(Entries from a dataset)
· · · · ·

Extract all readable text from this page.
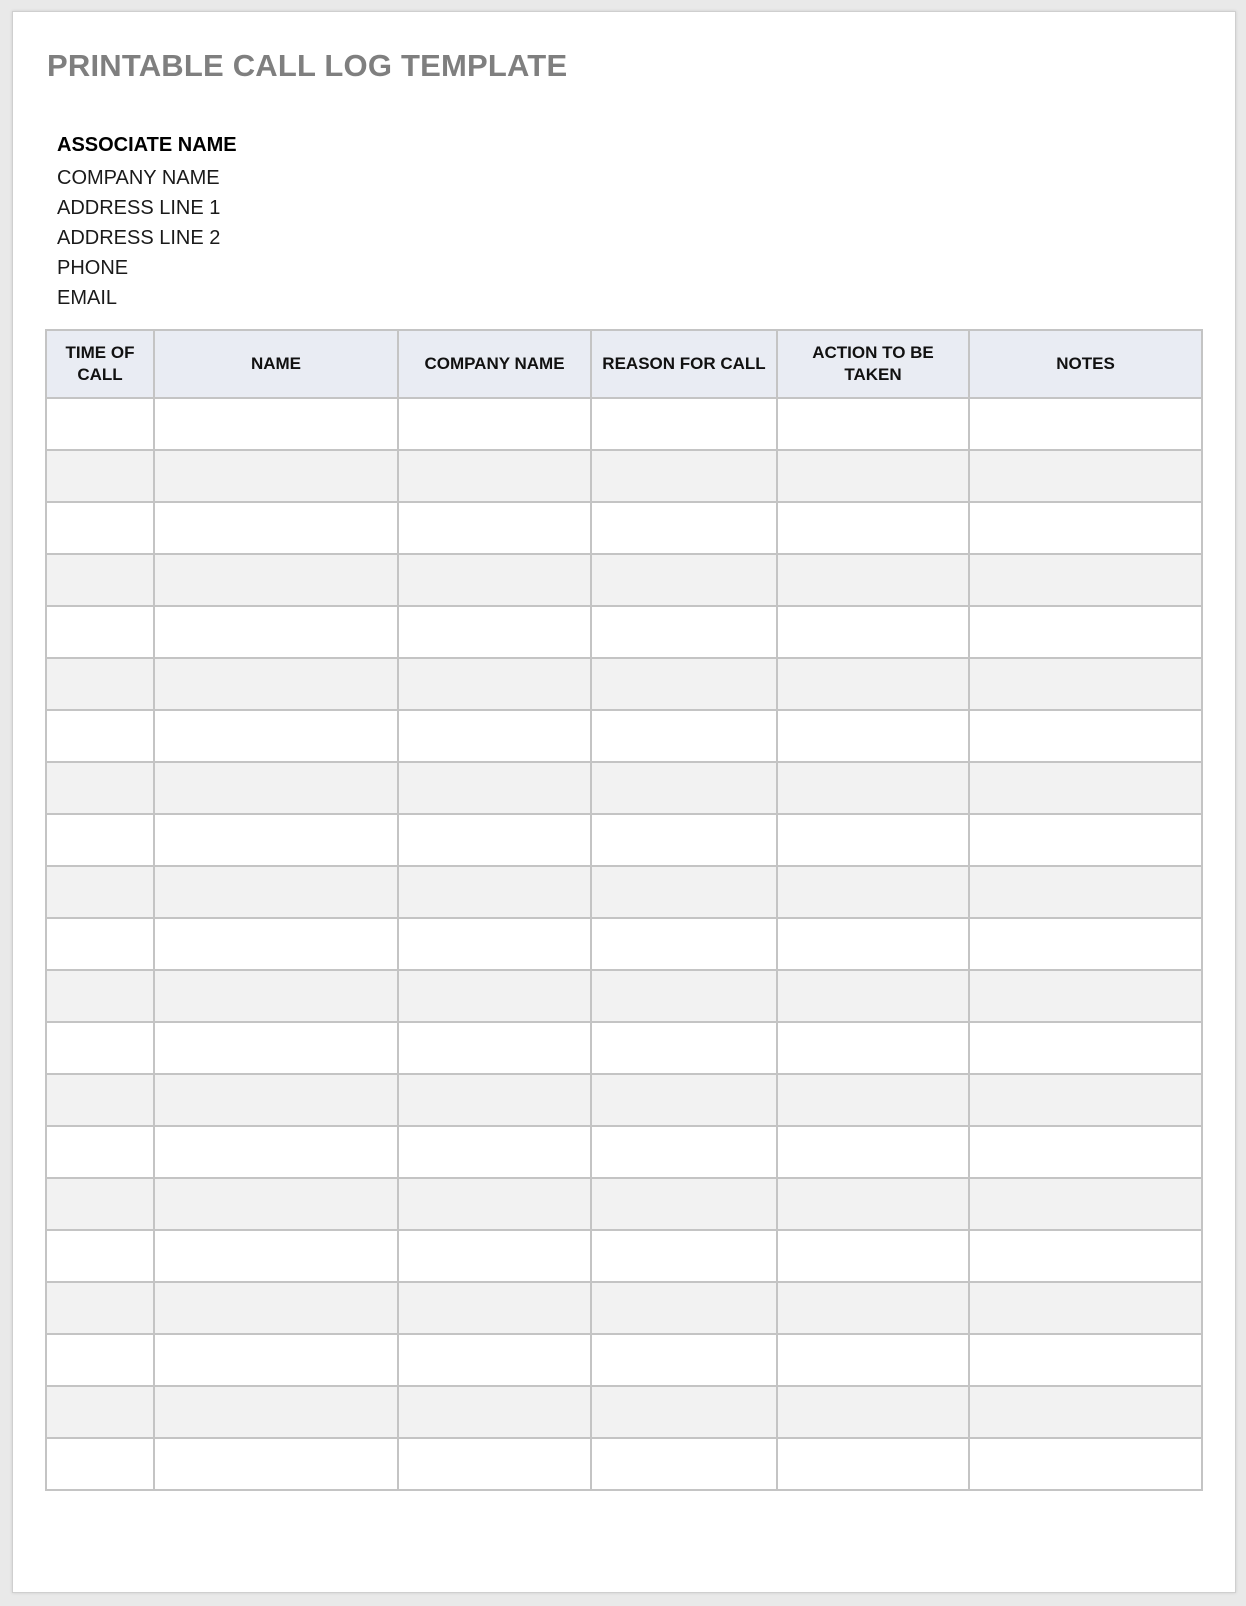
PRINTABLE CALL LOG TEMPLATE
ASSOCIATE NAME
COMPANY NAME
ADDRESS LINE 1
ADDRESS LINE 2
PHONE
EMAIL
TIME OF CALL	NAME	COMPANY NAME	REASON FOR CALL	ACTION TO BE TAKEN	NOTES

· · · · ·

* GIVEN PROBLEM: Restate each entry word for word, leaving out any pictures.

* EXPECTED OUTPUT:
Extract all readable text from this page.
PRINTABLE CALL LOG TEMPLATE
ASSOCIATE NAME
COMPANY NAME
ADDRESS LINE 1
ADDRESS LINE 2
PHONE
EMAIL
TIME OF CALL	NAME	COMPANY NAME	REASON FOR CALL	ACTION TO BE TAKEN	NOTES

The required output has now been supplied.